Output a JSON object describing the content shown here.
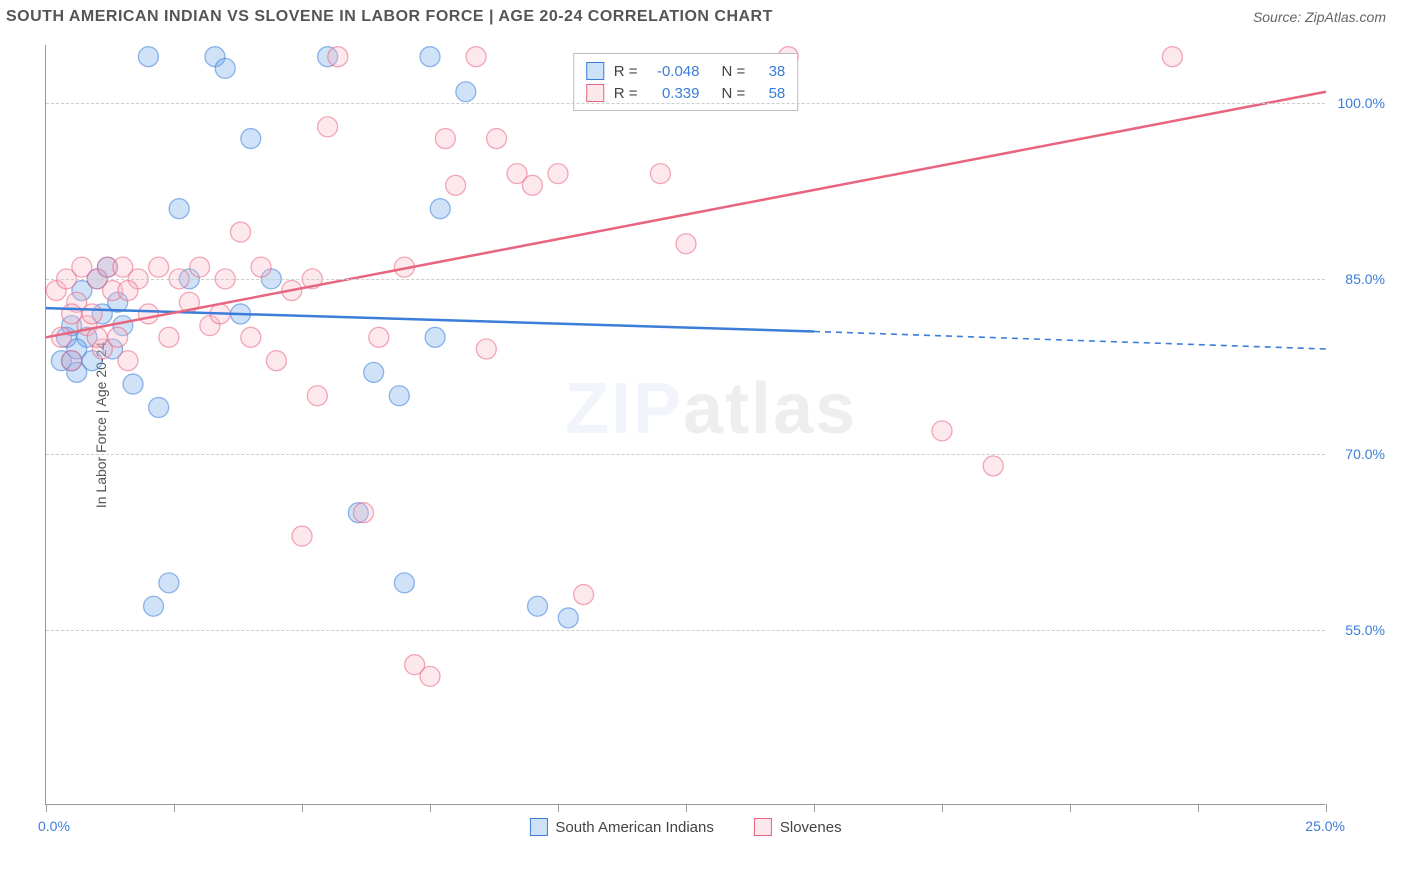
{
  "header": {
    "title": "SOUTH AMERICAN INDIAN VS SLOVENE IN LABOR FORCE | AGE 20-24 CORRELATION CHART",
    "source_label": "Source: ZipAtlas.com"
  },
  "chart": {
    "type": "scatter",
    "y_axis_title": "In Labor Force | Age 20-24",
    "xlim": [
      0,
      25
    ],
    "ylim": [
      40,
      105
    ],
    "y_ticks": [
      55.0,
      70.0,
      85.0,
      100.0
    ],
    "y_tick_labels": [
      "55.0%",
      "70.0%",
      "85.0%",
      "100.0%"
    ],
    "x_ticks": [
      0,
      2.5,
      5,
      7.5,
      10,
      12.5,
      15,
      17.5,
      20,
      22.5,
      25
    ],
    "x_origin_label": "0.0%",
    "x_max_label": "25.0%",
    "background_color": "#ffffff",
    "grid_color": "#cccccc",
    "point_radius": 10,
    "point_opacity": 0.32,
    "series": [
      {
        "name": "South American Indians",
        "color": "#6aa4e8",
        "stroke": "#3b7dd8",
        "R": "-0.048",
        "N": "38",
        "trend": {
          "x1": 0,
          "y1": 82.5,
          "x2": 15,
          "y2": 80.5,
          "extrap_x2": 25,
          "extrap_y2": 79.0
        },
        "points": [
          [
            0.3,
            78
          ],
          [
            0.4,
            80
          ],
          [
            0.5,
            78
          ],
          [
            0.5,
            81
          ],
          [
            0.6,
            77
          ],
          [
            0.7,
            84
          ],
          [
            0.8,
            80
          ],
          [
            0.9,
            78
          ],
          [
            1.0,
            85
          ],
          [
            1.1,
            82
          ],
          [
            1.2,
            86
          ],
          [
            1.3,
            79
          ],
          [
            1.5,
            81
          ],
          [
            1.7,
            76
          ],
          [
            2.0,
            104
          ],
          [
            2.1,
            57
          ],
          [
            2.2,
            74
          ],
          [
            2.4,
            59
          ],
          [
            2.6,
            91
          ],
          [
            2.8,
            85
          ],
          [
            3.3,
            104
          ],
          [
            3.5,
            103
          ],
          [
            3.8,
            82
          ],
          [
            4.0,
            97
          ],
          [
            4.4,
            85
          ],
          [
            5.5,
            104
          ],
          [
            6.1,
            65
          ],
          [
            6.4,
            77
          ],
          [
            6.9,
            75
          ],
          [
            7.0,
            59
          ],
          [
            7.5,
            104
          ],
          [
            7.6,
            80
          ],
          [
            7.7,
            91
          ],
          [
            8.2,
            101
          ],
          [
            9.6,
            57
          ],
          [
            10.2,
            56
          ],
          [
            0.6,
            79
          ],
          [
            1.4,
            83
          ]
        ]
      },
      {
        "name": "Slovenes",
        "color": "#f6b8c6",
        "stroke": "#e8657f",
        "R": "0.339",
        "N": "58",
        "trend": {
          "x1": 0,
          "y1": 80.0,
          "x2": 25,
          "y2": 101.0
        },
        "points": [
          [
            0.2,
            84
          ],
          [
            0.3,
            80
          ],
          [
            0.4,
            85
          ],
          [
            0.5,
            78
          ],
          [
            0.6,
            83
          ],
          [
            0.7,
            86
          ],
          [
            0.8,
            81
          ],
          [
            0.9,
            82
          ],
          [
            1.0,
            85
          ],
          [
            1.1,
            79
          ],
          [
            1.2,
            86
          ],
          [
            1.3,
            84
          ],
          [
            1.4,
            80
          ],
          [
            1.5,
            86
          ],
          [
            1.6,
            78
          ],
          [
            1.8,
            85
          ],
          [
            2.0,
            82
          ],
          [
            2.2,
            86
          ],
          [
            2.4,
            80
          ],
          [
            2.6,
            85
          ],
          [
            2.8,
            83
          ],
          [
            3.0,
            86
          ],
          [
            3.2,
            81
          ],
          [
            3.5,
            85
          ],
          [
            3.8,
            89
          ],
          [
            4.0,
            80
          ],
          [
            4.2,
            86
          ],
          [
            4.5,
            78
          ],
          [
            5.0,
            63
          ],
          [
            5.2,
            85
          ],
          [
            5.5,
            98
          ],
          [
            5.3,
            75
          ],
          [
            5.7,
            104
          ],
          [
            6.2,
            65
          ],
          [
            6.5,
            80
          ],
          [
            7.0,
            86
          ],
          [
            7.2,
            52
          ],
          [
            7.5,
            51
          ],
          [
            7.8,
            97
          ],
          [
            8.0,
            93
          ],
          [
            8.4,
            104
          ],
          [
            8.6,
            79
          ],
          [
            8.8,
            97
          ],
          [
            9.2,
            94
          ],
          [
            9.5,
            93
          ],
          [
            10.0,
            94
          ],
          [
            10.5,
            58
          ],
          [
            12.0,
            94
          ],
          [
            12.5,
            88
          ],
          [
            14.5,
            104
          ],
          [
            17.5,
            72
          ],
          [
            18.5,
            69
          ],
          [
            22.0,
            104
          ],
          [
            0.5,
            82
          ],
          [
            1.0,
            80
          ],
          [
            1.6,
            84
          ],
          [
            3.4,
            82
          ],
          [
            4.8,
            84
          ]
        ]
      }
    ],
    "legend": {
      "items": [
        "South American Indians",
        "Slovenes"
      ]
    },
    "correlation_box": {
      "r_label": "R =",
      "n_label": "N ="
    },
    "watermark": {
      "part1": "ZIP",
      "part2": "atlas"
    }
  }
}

__________

[Problem]: Copy the records above exactly. The pictures are not part of the copy.

[Reply]:
Output a JSON object describing the content shown here.
{
  "header": {
    "title": "SOUTH AMERICAN INDIAN VS SLOVENE IN LABOR FORCE | AGE 20-24 CORRELATION CHART",
    "source_label": "Source: ZipAtlas.com"
  },
  "chart": {
    "type": "scatter",
    "y_axis_title": "In Labor Force | Age 20-24",
    "xlim": [
      0,
      25
    ],
    "ylim": [
      40,
      105
    ],
    "y_ticks": [
      55.0,
      70.0,
      85.0,
      100.0
    ],
    "y_tick_labels": [
      "55.0%",
      "70.0%",
      "85.0%",
      "100.0%"
    ],
    "x_ticks": [
      0,
      2.5,
      5,
      7.5,
      10,
      12.5,
      15,
      17.5,
      20,
      22.5,
      25
    ],
    "x_origin_label": "0.0%",
    "x_max_label": "25.0%",
    "background_color": "#ffffff",
    "grid_color": "#cccccc",
    "point_radius": 10,
    "point_opacity": 0.32,
    "series": [
      {
        "name": "South American Indians",
        "color": "#6aa4e8",
        "stroke": "#3b7dd8",
        "R": "-0.048",
        "N": "38",
        "trend": {
          "x1": 0,
          "y1": 82.5,
          "x2": 15,
          "y2": 80.5,
          "extrap_x2": 25,
          "extrap_y2": 79.0
        },
        "points": [
          [
            0.3,
            78
          ],
          [
            0.4,
            80
          ],
          [
            0.5,
            78
          ],
          [
            0.5,
            81
          ],
          [
            0.6,
            77
          ],
          [
            0.7,
            84
          ],
          [
            0.8,
            80
          ],
          [
            0.9,
            78
          ],
          [
            1.0,
            85
          ],
          [
            1.1,
            82
          ],
          [
            1.2,
            86
          ],
          [
            1.3,
            79
          ],
          [
            1.5,
            81
          ],
          [
            1.7,
            76
          ],
          [
            2.0,
            104
          ],
          [
            2.1,
            57
          ],
          [
            2.2,
            74
          ],
          [
            2.4,
            59
          ],
          [
            2.6,
            91
          ],
          [
            2.8,
            85
          ],
          [
            3.3,
            104
          ],
          [
            3.5,
            103
          ],
          [
            3.8,
            82
          ],
          [
            4.0,
            97
          ],
          [
            4.4,
            85
          ],
          [
            5.5,
            104
          ],
          [
            6.1,
            65
          ],
          [
            6.4,
            77
          ],
          [
            6.9,
            75
          ],
          [
            7.0,
            59
          ],
          [
            7.5,
            104
          ],
          [
            7.6,
            80
          ],
          [
            7.7,
            91
          ],
          [
            8.2,
            101
          ],
          [
            9.6,
            57
          ],
          [
            10.2,
            56
          ],
          [
            0.6,
            79
          ],
          [
            1.4,
            83
          ]
        ]
      },
      {
        "name": "Slovenes",
        "color": "#f6b8c6",
        "stroke": "#e8657f",
        "R": "0.339",
        "N": "58",
        "trend": {
          "x1": 0,
          "y1": 80.0,
          "x2": 25,
          "y2": 101.0
        },
        "points": [
          [
            0.2,
            84
          ],
          [
            0.3,
            80
          ],
          [
            0.4,
            85
          ],
          [
            0.5,
            78
          ],
          [
            0.6,
            83
          ],
          [
            0.7,
            86
          ],
          [
            0.8,
            81
          ],
          [
            0.9,
            82
          ],
          [
            1.0,
            85
          ],
          [
            1.1,
            79
          ],
          [
            1.2,
            86
          ],
          [
            1.3,
            84
          ],
          [
            1.4,
            80
          ],
          [
            1.5,
            86
          ],
          [
            1.6,
            78
          ],
          [
            1.8,
            85
          ],
          [
            2.0,
            82
          ],
          [
            2.2,
            86
          ],
          [
            2.4,
            80
          ],
          [
            2.6,
            85
          ],
          [
            2.8,
            83
          ],
          [
            3.0,
            86
          ],
          [
            3.2,
            81
          ],
          [
            3.5,
            85
          ],
          [
            3.8,
            89
          ],
          [
            4.0,
            80
          ],
          [
            4.2,
            86
          ],
          [
            4.5,
            78
          ],
          [
            5.0,
            63
          ],
          [
            5.2,
            85
          ],
          [
            5.5,
            98
          ],
          [
            5.3,
            75
          ],
          [
            5.7,
            104
          ],
          [
            6.2,
            65
          ],
          [
            6.5,
            80
          ],
          [
            7.0,
            86
          ],
          [
            7.2,
            52
          ],
          [
            7.5,
            51
          ],
          [
            7.8,
            97
          ],
          [
            8.0,
            93
          ],
          [
            8.4,
            104
          ],
          [
            8.6,
            79
          ],
          [
            8.8,
            97
          ],
          [
            9.2,
            94
          ],
          [
            9.5,
            93
          ],
          [
            10.0,
            94
          ],
          [
            10.5,
            58
          ],
          [
            12.0,
            94
          ],
          [
            12.5,
            88
          ],
          [
            14.5,
            104
          ],
          [
            17.5,
            72
          ],
          [
            18.5,
            69
          ],
          [
            22.0,
            104
          ],
          [
            0.5,
            82
          ],
          [
            1.0,
            80
          ],
          [
            1.6,
            84
          ],
          [
            3.4,
            82
          ],
          [
            4.8,
            84
          ]
        ]
      }
    ],
    "legend": {
      "items": [
        "South American Indians",
        "Slovenes"
      ]
    },
    "correlation_box": {
      "r_label": "R =",
      "n_label": "N ="
    },
    "watermark": {
      "part1": "ZIP",
      "part2": "atlas"
    }
  }
}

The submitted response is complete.